### Supplied data
++++++++

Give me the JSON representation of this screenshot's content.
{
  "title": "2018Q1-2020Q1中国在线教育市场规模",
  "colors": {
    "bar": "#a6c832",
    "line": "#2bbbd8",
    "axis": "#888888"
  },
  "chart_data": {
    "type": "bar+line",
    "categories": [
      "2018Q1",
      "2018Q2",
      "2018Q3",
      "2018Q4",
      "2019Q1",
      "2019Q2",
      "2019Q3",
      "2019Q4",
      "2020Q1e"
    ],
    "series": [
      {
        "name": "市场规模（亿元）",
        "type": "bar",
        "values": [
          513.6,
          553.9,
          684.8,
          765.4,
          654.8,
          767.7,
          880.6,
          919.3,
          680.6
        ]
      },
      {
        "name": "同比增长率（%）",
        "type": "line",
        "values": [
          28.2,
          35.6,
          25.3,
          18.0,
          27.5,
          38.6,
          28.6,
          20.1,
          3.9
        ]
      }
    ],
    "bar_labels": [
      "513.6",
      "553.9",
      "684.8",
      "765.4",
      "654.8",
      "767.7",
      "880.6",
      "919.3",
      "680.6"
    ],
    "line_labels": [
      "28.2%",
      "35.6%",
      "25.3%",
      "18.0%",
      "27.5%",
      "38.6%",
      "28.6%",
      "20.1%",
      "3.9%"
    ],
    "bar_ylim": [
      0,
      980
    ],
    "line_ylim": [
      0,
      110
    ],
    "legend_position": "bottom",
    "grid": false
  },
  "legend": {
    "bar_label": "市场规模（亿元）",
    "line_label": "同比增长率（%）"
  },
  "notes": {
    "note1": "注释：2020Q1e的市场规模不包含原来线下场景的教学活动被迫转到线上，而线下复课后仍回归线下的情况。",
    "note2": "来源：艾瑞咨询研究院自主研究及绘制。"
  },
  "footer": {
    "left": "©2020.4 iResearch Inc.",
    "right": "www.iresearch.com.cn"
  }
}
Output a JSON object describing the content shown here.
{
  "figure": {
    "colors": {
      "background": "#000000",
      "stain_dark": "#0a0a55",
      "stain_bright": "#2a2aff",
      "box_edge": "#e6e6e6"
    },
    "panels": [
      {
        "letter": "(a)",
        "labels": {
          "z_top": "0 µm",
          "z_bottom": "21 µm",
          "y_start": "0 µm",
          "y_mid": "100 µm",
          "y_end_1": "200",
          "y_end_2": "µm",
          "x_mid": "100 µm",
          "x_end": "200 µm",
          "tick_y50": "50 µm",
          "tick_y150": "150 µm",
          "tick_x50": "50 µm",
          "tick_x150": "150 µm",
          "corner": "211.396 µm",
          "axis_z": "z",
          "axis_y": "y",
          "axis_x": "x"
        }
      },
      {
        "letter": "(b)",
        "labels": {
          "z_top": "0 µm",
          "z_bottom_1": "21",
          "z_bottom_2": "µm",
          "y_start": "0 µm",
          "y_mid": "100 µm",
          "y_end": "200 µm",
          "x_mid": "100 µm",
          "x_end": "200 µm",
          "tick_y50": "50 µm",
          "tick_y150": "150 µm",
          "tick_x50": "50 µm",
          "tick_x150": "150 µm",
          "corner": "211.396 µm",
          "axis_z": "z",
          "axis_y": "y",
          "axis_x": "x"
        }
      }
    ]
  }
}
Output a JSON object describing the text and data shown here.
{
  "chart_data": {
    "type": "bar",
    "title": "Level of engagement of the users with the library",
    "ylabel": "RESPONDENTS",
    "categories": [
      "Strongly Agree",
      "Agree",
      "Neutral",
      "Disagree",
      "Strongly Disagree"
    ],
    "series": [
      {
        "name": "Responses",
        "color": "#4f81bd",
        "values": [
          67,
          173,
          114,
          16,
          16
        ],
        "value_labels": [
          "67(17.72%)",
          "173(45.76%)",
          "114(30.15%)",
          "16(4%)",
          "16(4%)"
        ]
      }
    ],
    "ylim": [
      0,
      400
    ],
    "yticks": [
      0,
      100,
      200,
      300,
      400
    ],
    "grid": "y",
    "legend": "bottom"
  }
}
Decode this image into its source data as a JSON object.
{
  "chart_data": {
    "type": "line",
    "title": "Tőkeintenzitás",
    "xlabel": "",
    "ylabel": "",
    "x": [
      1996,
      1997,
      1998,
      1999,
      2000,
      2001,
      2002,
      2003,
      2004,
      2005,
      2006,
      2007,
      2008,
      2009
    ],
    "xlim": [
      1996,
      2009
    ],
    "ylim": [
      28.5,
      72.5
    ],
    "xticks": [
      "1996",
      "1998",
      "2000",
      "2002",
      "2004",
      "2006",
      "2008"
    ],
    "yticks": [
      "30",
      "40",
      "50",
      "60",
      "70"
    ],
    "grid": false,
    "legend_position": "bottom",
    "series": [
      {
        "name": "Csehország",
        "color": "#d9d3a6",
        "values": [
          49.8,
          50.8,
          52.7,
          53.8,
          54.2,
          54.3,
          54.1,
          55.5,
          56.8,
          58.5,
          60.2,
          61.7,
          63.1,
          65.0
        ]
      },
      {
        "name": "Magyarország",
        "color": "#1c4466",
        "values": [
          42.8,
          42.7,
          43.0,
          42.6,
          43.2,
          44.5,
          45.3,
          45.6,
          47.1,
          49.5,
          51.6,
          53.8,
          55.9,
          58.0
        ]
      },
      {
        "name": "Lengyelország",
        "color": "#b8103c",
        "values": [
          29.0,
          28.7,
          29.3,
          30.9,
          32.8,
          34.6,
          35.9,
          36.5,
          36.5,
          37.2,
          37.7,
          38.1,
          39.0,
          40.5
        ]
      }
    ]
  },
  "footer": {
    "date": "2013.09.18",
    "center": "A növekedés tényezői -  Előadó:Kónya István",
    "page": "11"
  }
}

++++++++

### Task
Reproduce the records word for word.

### Problem solution
Give me the JSON representation of this screenshot's content.
{
  "title": "2018Q1-2020Q1中国在线教育市场规模",
  "colors": {
    "bar": "#a6c832",
    "line": "#2bbbd8",
    "axis": "#888888"
  },
  "chart_data": {
    "type": "bar+line",
    "categories": [
      "2018Q1",
      "2018Q2",
      "2018Q3",
      "2018Q4",
      "2019Q1",
      "2019Q2",
      "2019Q3",
      "2019Q4",
      "2020Q1e"
    ],
    "series": [
      {
        "name": "市场规模（亿元）",
        "type": "bar",
        "values": [
          513.6,
          553.9,
          684.8,
          765.4,
          654.8,
          767.7,
          880.6,
          919.3,
          680.6
        ]
      },
      {
        "name": "同比增长率（%）",
        "type": "line",
        "values": [
          28.2,
          35.6,
          25.3,
          18.0,
          27.5,
          38.6,
          28.6,
          20.1,
          3.9
        ]
      }
    ],
    "bar_labels": [
      "513.6",
      "553.9",
      "684.8",
      "765.4",
      "654.8",
      "767.7",
      "880.6",
      "919.3",
      "680.6"
    ],
    "line_labels": [
      "28.2%",
      "35.6%",
      "25.3%",
      "18.0%",
      "27.5%",
      "38.6%",
      "28.6%",
      "20.1%",
      "3.9%"
    ],
    "bar_ylim": [
      0,
      980
    ],
    "line_ylim": [
      0,
      110
    ],
    "legend_position": "bottom",
    "grid": false
  },
  "legend": {
    "bar_label": "市场规模（亿元）",
    "line_label": "同比增长率（%）"
  },
  "notes": {
    "note1": "注释：2020Q1e的市场规模不包含原来线下场景的教学活动被迫转到线上，而线下复课后仍回归线下的情况。",
    "note2": "来源：艾瑞咨询研究院自主研究及绘制。"
  },
  "footer": {
    "left": "©2020.4 iResearch Inc.",
    "right": "www.iresearch.com.cn"
  }
}
Output a JSON object describing the content shown here.
{
  "figure": {
    "colors": {
      "background": "#000000",
      "stain_dark": "#0a0a55",
      "stain_bright": "#2a2aff",
      "box_edge": "#e6e6e6"
    },
    "panels": [
      {
        "letter": "(a)",
        "labels": {
          "z_top": "0 µm",
          "z_bottom": "21 µm",
          "y_start": "0 µm",
          "y_mid": "100 µm",
          "y_end_1": "200",
          "y_end_2": "µm",
          "x_mid": "100 µm",
          "x_end": "200 µm",
          "tick_y50": "50 µm",
          "tick_y150": "150 µm",
          "tick_x50": "50 µm",
          "tick_x150": "150 µm",
          "corner": "211.396 µm",
          "axis_z": "z",
          "axis_y": "y",
          "axis_x": "x"
        }
      },
      {
        "letter": "(b)",
        "labels": {
          "z_top": "0 µm",
          "z_bottom_1": "21",
          "z_bottom_2": "µm",
          "y_start": "0 µm",
          "y_mid": "100 µm",
          "y_end": "200 µm",
          "x_mid": "100 µm",
          "x_end": "200 µm",
          "tick_y50": "50 µm",
          "tick_y150": "150 µm",
          "tick_x50": "50 µm",
          "tick_x150": "150 µm",
          "corner": "211.396 µm",
          "axis_z": "z",
          "axis_y": "y",
          "axis_x": "x"
        }
      }
    ]
  }
}
Output a JSON object describing the text and data shown here.
{
  "chart_data": {
    "type": "bar",
    "title": "Level of engagement of the users with the library",
    "ylabel": "RESPONDENTS",
    "categories": [
      "Strongly Agree",
      "Agree",
      "Neutral",
      "Disagree",
      "Strongly Disagree"
    ],
    "series": [
      {
        "name": "Responses",
        "color": "#4f81bd",
        "values": [
          67,
          173,
          114,
          16,
          16
        ],
        "value_labels": [
          "67(17.72%)",
          "173(45.76%)",
          "114(30.15%)",
          "16(4%)",
          "16(4%)"
        ]
      }
    ],
    "ylim": [
      0,
      400
    ],
    "yticks": [
      0,
      100,
      200,
      300,
      400
    ],
    "grid": "y",
    "legend": "bottom"
  }
}
Decode this image into its source data as a JSON object.
{
  "chart_data": {
    "type": "line",
    "title": "Tőkeintenzitás",
    "xlabel": "",
    "ylabel": "",
    "x": [
      1996,
      1997,
      1998,
      1999,
      2000,
      2001,
      2002,
      2003,
      2004,
      2005,
      2006,
      2007,
      2008,
      2009
    ],
    "xlim": [
      1996,
      2009
    ],
    "ylim": [
      28.5,
      72.5
    ],
    "xticks": [
      "1996",
      "1998",
      "2000",
      "2002",
      "2004",
      "2006",
      "2008"
    ],
    "yticks": [
      "30",
      "40",
      "50",
      "60",
      "70"
    ],
    "grid": false,
    "legend_position": "bottom",
    "series": [
      {
        "name": "Csehország",
        "color": "#d9d3a6",
        "values": [
          49.8,
          50.8,
          52.7,
          53.8,
          54.2,
          54.3,
          54.1,
          55.5,
          56.8,
          58.5,
          60.2,
          61.7,
          63.1,
          65.0
        ]
      },
      {
        "name": "Magyarország",
        "color": "#1c4466",
        "values": [
          42.8,
          42.7,
          43.0,
          42.6,
          43.2,
          44.5,
          45.3,
          45.6,
          47.1,
          49.5,
          51.6,
          53.8,
          55.9,
          58.0
        ]
      },
      {
        "name": "Lengyelország",
        "color": "#b8103c",
        "values": [
          29.0,
          28.7,
          29.3,
          30.9,
          32.8,
          34.6,
          35.9,
          36.5,
          36.5,
          37.2,
          37.7,
          38.1,
          39.0,
          40.5
        ]
      }
    ]
  },
  "footer": {
    "date": "2013.09.18",
    "center": "A növekedés tényezői -  Előadó:Kónya István",
    "page": "11"
  }
}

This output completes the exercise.